*The task*
Repeat the entries below exactly as they appear, with no pictures.

**** Information shown ****

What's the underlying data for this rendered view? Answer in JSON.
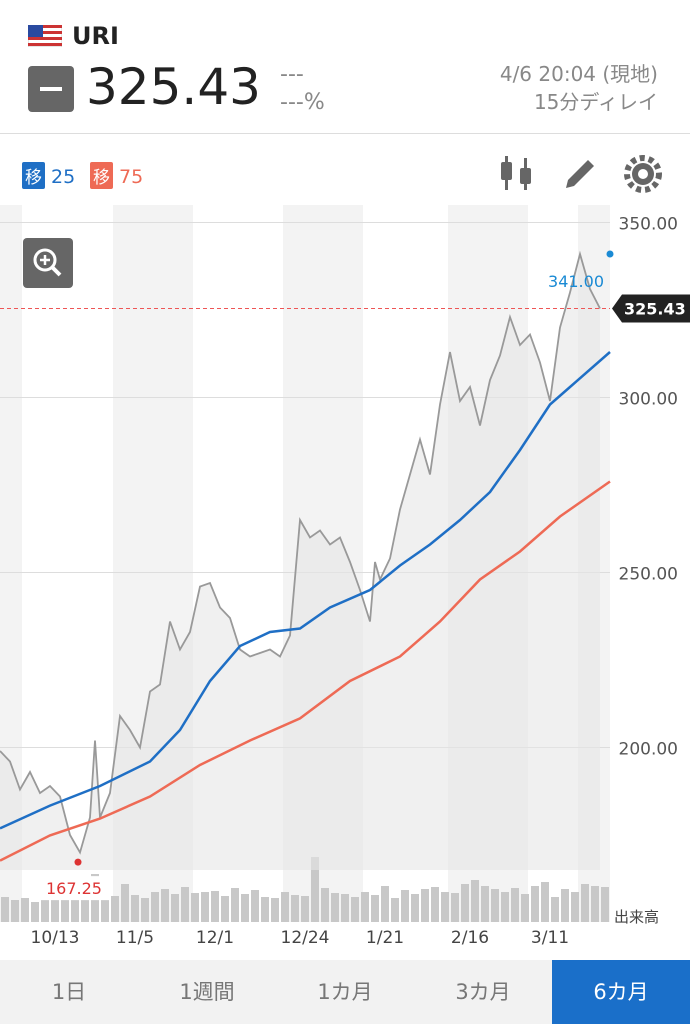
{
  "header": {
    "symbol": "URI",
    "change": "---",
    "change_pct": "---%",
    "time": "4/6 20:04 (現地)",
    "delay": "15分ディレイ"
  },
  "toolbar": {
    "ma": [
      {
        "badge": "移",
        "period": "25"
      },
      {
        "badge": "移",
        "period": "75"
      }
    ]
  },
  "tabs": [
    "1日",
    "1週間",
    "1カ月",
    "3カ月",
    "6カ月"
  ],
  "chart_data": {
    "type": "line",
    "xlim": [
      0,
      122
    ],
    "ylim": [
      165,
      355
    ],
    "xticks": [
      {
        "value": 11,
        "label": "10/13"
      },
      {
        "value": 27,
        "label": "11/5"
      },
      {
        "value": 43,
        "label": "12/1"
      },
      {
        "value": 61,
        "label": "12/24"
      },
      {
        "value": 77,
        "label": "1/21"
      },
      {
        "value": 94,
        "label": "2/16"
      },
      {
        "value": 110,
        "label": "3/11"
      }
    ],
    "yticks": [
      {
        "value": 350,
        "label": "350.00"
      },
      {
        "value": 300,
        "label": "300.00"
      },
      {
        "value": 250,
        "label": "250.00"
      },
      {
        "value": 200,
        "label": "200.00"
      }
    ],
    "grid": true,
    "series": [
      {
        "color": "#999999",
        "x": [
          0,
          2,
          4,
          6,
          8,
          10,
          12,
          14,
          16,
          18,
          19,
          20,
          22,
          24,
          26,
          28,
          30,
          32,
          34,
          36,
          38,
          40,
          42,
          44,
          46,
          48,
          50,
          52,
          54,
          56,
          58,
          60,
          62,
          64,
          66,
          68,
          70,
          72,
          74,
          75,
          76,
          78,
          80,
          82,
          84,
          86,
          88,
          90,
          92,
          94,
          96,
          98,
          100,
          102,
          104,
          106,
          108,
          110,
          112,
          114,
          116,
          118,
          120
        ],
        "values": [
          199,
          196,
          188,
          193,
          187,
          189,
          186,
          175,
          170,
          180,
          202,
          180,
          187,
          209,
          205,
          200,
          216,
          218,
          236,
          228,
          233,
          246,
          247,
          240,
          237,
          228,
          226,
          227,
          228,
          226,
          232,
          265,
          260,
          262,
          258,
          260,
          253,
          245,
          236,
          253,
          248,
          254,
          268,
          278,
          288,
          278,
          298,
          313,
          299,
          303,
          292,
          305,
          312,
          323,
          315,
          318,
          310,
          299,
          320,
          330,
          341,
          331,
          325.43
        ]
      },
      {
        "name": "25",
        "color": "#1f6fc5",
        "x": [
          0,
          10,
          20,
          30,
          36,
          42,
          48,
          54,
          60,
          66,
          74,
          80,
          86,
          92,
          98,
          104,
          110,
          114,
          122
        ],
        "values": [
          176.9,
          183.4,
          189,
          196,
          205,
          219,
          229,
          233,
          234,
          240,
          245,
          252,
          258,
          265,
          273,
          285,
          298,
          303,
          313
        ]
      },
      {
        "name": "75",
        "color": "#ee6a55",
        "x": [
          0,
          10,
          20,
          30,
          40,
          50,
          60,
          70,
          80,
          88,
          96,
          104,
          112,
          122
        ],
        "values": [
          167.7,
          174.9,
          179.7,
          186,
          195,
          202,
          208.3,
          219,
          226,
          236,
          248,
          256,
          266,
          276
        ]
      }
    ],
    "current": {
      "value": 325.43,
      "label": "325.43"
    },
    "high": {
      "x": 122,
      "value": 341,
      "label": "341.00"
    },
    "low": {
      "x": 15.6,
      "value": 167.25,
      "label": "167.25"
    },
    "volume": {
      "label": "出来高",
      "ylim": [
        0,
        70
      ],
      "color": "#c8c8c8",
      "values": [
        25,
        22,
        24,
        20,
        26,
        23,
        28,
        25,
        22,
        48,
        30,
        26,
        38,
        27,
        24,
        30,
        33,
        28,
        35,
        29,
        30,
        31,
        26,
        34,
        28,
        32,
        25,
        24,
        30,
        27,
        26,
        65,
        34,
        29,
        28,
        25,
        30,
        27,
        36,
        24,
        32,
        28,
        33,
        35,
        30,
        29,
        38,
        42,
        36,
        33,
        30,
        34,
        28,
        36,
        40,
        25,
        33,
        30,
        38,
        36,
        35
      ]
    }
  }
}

****

*Exercise result*
What's the underlying data for this rendered view? Answer in JSON.
{
  "header": {
    "symbol": "URI",
    "change": "---",
    "change_pct": "---%",
    "time": "4/6 20:04 (現地)",
    "delay": "15分ディレイ"
  },
  "toolbar": {
    "ma": [
      {
        "badge": "移",
        "period": "25"
      },
      {
        "badge": "移",
        "period": "75"
      }
    ]
  },
  "tabs": [
    "1日",
    "1週間",
    "1カ月",
    "3カ月",
    "6カ月"
  ],
  "chart_data": {
    "type": "line",
    "xlim": [
      0,
      122
    ],
    "ylim": [
      165,
      355
    ],
    "xticks": [
      {
        "value": 11,
        "label": "10/13"
      },
      {
        "value": 27,
        "label": "11/5"
      },
      {
        "value": 43,
        "label": "12/1"
      },
      {
        "value": 61,
        "label": "12/24"
      },
      {
        "value": 77,
        "label": "1/21"
      },
      {
        "value": 94,
        "label": "2/16"
      },
      {
        "value": 110,
        "label": "3/11"
      }
    ],
    "yticks": [
      {
        "value": 350,
        "label": "350.00"
      },
      {
        "value": 300,
        "label": "300.00"
      },
      {
        "value": 250,
        "label": "250.00"
      },
      {
        "value": 200,
        "label": "200.00"
      }
    ],
    "grid": true,
    "series": [
      {
        "color": "#999999",
        "x": [
          0,
          2,
          4,
          6,
          8,
          10,
          12,
          14,
          16,
          18,
          19,
          20,
          22,
          24,
          26,
          28,
          30,
          32,
          34,
          36,
          38,
          40,
          42,
          44,
          46,
          48,
          50,
          52,
          54,
          56,
          58,
          60,
          62,
          64,
          66,
          68,
          70,
          72,
          74,
          75,
          76,
          78,
          80,
          82,
          84,
          86,
          88,
          90,
          92,
          94,
          96,
          98,
          100,
          102,
          104,
          106,
          108,
          110,
          112,
          114,
          116,
          118,
          120
        ],
        "values": [
          199,
          196,
          188,
          193,
          187,
          189,
          186,
          175,
          170,
          180,
          202,
          180,
          187,
          209,
          205,
          200,
          216,
          218,
          236,
          228,
          233,
          246,
          247,
          240,
          237,
          228,
          226,
          227,
          228,
          226,
          232,
          265,
          260,
          262,
          258,
          260,
          253,
          245,
          236,
          253,
          248,
          254,
          268,
          278,
          288,
          278,
          298,
          313,
          299,
          303,
          292,
          305,
          312,
          323,
          315,
          318,
          310,
          299,
          320,
          330,
          341,
          331,
          325.43
        ]
      },
      {
        "name": "25",
        "color": "#1f6fc5",
        "x": [
          0,
          10,
          20,
          30,
          36,
          42,
          48,
          54,
          60,
          66,
          74,
          80,
          86,
          92,
          98,
          104,
          110,
          114,
          122
        ],
        "values": [
          176.9,
          183.4,
          189,
          196,
          205,
          219,
          229,
          233,
          234,
          240,
          245,
          252,
          258,
          265,
          273,
          285,
          298,
          303,
          313
        ]
      },
      {
        "name": "75",
        "color": "#ee6a55",
        "x": [
          0,
          10,
          20,
          30,
          40,
          50,
          60,
          70,
          80,
          88,
          96,
          104,
          112,
          122
        ],
        "values": [
          167.7,
          174.9,
          179.7,
          186,
          195,
          202,
          208.3,
          219,
          226,
          236,
          248,
          256,
          266,
          276
        ]
      }
    ],
    "current": {
      "value": 325.43,
      "label": "325.43"
    },
    "high": {
      "x": 122,
      "value": 341,
      "label": "341.00"
    },
    "low": {
      "x": 15.6,
      "value": 167.25,
      "label": "167.25"
    },
    "volume": {
      "label": "出来高",
      "ylim": [
        0,
        70
      ],
      "color": "#c8c8c8",
      "values": [
        25,
        22,
        24,
        20,
        26,
        23,
        28,
        25,
        22,
        48,
        30,
        26,
        38,
        27,
        24,
        30,
        33,
        28,
        35,
        29,
        30,
        31,
        26,
        34,
        28,
        32,
        25,
        24,
        30,
        27,
        26,
        65,
        34,
        29,
        28,
        25,
        30,
        27,
        36,
        24,
        32,
        28,
        33,
        35,
        30,
        29,
        38,
        42,
        36,
        33,
        30,
        34,
        28,
        36,
        40,
        25,
        33,
        30,
        38,
        36,
        35
      ]
    }
  }
}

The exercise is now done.